--- Begin Records for processing ---

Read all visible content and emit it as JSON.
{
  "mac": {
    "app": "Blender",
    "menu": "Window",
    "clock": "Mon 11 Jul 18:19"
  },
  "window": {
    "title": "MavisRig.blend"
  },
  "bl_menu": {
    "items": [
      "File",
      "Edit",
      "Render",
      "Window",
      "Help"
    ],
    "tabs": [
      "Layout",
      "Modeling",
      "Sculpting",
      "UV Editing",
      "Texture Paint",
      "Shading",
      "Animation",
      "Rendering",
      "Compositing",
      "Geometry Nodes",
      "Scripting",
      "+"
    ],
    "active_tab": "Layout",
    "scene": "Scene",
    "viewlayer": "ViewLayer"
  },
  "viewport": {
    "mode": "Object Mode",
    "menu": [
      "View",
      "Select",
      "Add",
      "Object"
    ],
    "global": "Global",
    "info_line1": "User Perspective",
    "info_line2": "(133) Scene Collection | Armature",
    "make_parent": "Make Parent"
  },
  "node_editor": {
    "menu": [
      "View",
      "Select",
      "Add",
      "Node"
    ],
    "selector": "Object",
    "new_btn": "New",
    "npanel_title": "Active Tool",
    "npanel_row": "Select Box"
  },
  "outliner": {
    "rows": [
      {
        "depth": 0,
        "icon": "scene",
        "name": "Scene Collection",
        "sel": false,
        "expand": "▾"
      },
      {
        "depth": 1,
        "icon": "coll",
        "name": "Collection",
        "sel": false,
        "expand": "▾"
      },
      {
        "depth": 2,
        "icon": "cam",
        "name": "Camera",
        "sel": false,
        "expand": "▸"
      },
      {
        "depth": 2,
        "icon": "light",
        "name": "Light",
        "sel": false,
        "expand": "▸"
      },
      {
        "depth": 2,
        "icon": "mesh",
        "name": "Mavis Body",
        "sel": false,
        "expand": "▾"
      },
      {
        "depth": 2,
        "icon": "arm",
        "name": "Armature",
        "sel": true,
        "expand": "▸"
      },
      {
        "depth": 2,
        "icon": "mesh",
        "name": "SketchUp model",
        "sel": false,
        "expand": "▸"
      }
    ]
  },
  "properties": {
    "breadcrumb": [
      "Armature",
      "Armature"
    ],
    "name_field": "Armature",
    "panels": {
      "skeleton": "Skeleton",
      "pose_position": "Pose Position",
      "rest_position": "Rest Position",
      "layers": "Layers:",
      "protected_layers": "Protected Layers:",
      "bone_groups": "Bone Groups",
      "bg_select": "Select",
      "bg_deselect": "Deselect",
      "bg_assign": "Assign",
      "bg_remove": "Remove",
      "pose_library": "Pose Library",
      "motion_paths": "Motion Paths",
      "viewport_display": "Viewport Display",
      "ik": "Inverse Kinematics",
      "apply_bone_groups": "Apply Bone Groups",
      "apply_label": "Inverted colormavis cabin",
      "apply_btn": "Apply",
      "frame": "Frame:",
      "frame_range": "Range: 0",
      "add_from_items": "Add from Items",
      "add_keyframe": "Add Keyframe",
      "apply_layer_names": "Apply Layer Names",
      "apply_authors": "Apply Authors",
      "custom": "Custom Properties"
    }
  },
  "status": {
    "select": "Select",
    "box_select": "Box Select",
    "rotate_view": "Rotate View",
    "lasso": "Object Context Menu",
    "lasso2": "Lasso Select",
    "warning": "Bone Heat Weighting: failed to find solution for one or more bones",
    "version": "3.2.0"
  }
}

--- End Records for processing ---

** Task to carry out **
Of the lines in the records, how many contain the word "Collection"? Answer with the number and nothing else.

** Answer to this task **
3